Repeat, line for line, the entries printed below.

ENTRIES:

-=-=-

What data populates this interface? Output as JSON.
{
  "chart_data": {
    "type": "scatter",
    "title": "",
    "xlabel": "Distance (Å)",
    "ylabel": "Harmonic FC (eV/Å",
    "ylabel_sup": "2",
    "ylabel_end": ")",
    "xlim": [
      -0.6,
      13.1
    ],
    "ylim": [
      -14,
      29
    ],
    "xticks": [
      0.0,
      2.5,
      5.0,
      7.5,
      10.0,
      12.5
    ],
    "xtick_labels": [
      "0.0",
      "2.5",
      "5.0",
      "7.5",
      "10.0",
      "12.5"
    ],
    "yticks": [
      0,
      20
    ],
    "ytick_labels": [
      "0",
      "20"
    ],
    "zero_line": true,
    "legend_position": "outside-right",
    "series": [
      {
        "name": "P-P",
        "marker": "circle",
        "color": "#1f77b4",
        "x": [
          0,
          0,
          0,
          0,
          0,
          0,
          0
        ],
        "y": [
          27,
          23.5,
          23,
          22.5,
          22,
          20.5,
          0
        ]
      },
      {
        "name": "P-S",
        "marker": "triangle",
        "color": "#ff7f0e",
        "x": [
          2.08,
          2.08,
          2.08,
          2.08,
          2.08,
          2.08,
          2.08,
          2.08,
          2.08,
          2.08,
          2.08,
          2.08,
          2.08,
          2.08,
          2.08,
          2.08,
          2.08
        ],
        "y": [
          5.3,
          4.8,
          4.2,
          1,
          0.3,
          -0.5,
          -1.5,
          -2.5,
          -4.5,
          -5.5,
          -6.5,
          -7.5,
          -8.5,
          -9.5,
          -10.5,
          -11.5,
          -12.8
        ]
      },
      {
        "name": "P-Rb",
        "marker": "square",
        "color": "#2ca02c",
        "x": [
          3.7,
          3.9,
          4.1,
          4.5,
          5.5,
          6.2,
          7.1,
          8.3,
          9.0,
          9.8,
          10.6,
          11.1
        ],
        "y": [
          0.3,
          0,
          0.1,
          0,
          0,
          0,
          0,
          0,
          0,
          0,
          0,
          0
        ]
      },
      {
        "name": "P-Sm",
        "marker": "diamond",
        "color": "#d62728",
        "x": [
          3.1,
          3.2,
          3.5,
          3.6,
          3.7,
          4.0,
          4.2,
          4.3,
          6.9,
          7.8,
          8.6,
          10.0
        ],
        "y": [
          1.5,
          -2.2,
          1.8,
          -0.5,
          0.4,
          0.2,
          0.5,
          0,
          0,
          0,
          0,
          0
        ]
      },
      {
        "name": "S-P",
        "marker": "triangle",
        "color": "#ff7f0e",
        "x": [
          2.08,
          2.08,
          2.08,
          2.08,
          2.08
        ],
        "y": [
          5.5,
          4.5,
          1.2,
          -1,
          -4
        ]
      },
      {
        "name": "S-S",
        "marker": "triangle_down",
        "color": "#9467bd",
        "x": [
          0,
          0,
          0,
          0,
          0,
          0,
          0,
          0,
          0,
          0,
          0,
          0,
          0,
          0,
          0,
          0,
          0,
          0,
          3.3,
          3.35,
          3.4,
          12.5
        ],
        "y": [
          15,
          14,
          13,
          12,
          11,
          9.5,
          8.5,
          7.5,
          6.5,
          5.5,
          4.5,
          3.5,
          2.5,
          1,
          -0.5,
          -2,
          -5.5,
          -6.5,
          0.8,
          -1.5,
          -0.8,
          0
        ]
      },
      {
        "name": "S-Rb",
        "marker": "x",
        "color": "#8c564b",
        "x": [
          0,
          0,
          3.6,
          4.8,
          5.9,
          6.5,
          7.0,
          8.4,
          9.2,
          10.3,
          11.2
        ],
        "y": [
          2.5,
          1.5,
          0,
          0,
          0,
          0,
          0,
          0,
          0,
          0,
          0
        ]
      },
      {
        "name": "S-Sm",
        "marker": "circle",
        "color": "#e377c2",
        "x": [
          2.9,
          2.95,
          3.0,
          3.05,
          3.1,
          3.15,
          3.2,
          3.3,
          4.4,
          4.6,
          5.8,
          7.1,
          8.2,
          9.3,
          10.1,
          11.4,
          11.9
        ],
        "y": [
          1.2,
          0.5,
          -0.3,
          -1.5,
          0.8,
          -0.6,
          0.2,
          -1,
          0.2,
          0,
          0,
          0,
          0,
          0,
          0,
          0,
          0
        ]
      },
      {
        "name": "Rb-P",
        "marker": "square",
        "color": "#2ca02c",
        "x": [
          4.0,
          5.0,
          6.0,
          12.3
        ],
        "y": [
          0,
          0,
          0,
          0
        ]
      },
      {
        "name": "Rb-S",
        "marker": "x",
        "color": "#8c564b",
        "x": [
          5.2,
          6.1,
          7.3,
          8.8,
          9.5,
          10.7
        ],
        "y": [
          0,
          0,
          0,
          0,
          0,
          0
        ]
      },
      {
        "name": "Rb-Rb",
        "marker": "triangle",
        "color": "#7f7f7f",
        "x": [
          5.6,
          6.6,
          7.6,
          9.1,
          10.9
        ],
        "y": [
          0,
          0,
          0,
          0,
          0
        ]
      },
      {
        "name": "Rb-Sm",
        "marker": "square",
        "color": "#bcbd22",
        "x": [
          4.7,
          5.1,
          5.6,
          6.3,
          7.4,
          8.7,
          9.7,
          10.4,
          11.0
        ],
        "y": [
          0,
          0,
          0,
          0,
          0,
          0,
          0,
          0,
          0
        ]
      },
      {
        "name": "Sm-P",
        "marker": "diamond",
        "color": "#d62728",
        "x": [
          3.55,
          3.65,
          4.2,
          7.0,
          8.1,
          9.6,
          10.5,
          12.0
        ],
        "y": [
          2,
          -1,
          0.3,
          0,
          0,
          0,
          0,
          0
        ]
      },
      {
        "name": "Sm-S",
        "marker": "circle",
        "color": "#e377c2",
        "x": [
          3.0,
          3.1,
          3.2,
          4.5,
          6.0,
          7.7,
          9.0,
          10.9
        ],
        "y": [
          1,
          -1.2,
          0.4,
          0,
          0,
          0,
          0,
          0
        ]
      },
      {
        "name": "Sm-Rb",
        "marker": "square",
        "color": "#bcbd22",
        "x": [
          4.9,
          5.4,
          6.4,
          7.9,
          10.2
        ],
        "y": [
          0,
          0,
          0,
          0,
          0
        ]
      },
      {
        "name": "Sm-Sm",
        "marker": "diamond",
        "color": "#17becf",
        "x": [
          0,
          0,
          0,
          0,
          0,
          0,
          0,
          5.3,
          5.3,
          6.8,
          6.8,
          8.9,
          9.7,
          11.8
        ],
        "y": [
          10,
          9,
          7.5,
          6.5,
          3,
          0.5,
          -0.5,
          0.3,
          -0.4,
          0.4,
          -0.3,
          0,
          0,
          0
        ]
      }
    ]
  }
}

-=-=-

CORRECT RESPONSE:
What data populates this interface? Output as JSON.
{
  "chart_data": {
    "type": "scatter",
    "title": "",
    "xlabel": "Distance (Å)",
    "ylabel": "Harmonic FC (eV/Å",
    "ylabel_sup": "2",
    "ylabel_end": ")",
    "xlim": [
      -0.6,
      13.1
    ],
    "ylim": [
      -14,
      29
    ],
    "xticks": [
      0.0,
      2.5,
      5.0,
      7.5,
      10.0,
      12.5
    ],
    "xtick_labels": [
      "0.0",
      "2.5",
      "5.0",
      "7.5",
      "10.0",
      "12.5"
    ],
    "yticks": [
      0,
      20
    ],
    "ytick_labels": [
      "0",
      "20"
    ],
    "zero_line": true,
    "legend_position": "outside-right",
    "series": [
      {
        "name": "P-P",
        "marker": "circle",
        "color": "#1f77b4",
        "x": [
          0,
          0,
          0,
          0,
          0,
          0,
          0
        ],
        "y": [
          27,
          23.5,
          23,
          22.5,
          22,
          20.5,
          0
        ]
      },
      {
        "name": "P-S",
        "marker": "triangle",
        "color": "#ff7f0e",
        "x": [
          2.08,
          2.08,
          2.08,
          2.08,
          2.08,
          2.08,
          2.08,
          2.08,
          2.08,
          2.08,
          2.08,
          2.08,
          2.08,
          2.08,
          2.08,
          2.08,
          2.08
        ],
        "y": [
          5.3,
          4.8,
          4.2,
          1,
          0.3,
          -0.5,
          -1.5,
          -2.5,
          -4.5,
          -5.5,
          -6.5,
          -7.5,
          -8.5,
          -9.5,
          -10.5,
          -11.5,
          -12.8
        ]
      },
      {
        "name": "P-Rb",
        "marker": "square",
        "color": "#2ca02c",
        "x": [
          3.7,
          3.9,
          4.1,
          4.5,
          5.5,
          6.2,
          7.1,
          8.3,
          9.0,
          9.8,
          10.6,
          11.1
        ],
        "y": [
          0.3,
          0,
          0.1,
          0,
          0,
          0,
          0,
          0,
          0,
          0,
          0,
          0
        ]
      },
      {
        "name": "P-Sm",
        "marker": "diamond",
        "color": "#d62728",
        "x": [
          3.1,
          3.2,
          3.5,
          3.6,
          3.7,
          4.0,
          4.2,
          4.3,
          6.9,
          7.8,
          8.6,
          10.0
        ],
        "y": [
          1.5,
          -2.2,
          1.8,
          -0.5,
          0.4,
          0.2,
          0.5,
          0,
          0,
          0,
          0,
          0
        ]
      },
      {
        "name": "S-P",
        "marker": "triangle",
        "color": "#ff7f0e",
        "x": [
          2.08,
          2.08,
          2.08,
          2.08,
          2.08
        ],
        "y": [
          5.5,
          4.5,
          1.2,
          -1,
          -4
        ]
      },
      {
        "name": "S-S",
        "marker": "triangle_down",
        "color": "#9467bd",
        "x": [
          0,
          0,
          0,
          0,
          0,
          0,
          0,
          0,
          0,
          0,
          0,
          0,
          0,
          0,
          0,
          0,
          0,
          0,
          3.3,
          3.35,
          3.4,
          12.5
        ],
        "y": [
          15,
          14,
          13,
          12,
          11,
          9.5,
          8.5,
          7.5,
          6.5,
          5.5,
          4.5,
          3.5,
          2.5,
          1,
          -0.5,
          -2,
          -5.5,
          -6.5,
          0.8,
          -1.5,
          -0.8,
          0
        ]
      },
      {
        "name": "S-Rb",
        "marker": "x",
        "color": "#8c564b",
        "x": [
          0,
          0,
          3.6,
          4.8,
          5.9,
          6.5,
          7.0,
          8.4,
          9.2,
          10.3,
          11.2
        ],
        "y": [
          2.5,
          1.5,
          0,
          0,
          0,
          0,
          0,
          0,
          0,
          0,
          0
        ]
      },
      {
        "name": "S-Sm",
        "marker": "circle",
        "color": "#e377c2",
        "x": [
          2.9,
          2.95,
          3.0,
          3.05,
          3.1,
          3.15,
          3.2,
          3.3,
          4.4,
          4.6,
          5.8,
          7.1,
          8.2,
          9.3,
          10.1,
          11.4,
          11.9
        ],
        "y": [
          1.2,
          0.5,
          -0.3,
          -1.5,
          0.8,
          -0.6,
          0.2,
          -1,
          0.2,
          0,
          0,
          0,
          0,
          0,
          0,
          0,
          0
        ]
      },
      {
        "name": "Rb-P",
        "marker": "square",
        "color": "#2ca02c",
        "x": [
          4.0,
          5.0,
          6.0,
          12.3
        ],
        "y": [
          0,
          0,
          0,
          0
        ]
      },
      {
        "name": "Rb-S",
        "marker": "x",
        "color": "#8c564b",
        "x": [
          5.2,
          6.1,
          7.3,
          8.8,
          9.5,
          10.7
        ],
        "y": [
          0,
          0,
          0,
          0,
          0,
          0
        ]
      },
      {
        "name": "Rb-Rb",
        "marker": "triangle",
        "color": "#7f7f7f",
        "x": [
          5.6,
          6.6,
          7.6,
          9.1,
          10.9
        ],
        "y": [
          0,
          0,
          0,
          0,
          0
        ]
      },
      {
        "name": "Rb-Sm",
        "marker": "square",
        "color": "#bcbd22",
        "x": [
          4.7,
          5.1,
          5.6,
          6.3,
          7.4,
          8.7,
          9.7,
          10.4,
          11.0
        ],
        "y": [
          0,
          0,
          0,
          0,
          0,
          0,
          0,
          0,
          0
        ]
      },
      {
        "name": "Sm-P",
        "marker": "diamond",
        "color": "#d62728",
        "x": [
          3.55,
          3.65,
          4.2,
          7.0,
          8.1,
          9.6,
          10.5,
          12.0
        ],
        "y": [
          2,
          -1,
          0.3,
          0,
          0,
          0,
          0,
          0
        ]
      },
      {
        "name": "Sm-S",
        "marker": "circle",
        "color": "#e377c2",
        "x": [
          3.0,
          3.1,
          3.2,
          4.5,
          6.0,
          7.7,
          9.0,
          10.9
        ],
        "y": [
          1,
          -1.2,
          0.4,
          0,
          0,
          0,
          0,
          0
        ]
      },
      {
        "name": "Sm-Rb",
        "marker": "square",
        "color": "#bcbd22",
        "x": [
          4.9,
          5.4,
          6.4,
          7.9,
          10.2
        ],
        "y": [
          0,
          0,
          0,
          0,
          0
        ]
      },
      {
        "name": "Sm-Sm",
        "marker": "diamond",
        "color": "#17becf",
        "x": [
          0,
          0,
          0,
          0,
          0,
          0,
          0,
          5.3,
          5.3,
          6.8,
          6.8,
          8.9,
          9.7,
          11.8
        ],
        "y": [
          10,
          9,
          7.5,
          6.5,
          3,
          0.5,
          -0.5,
          0.3,
          -0.4,
          0.4,
          -0.3,
          0,
          0,
          0
        ]
      }
    ]
  }
}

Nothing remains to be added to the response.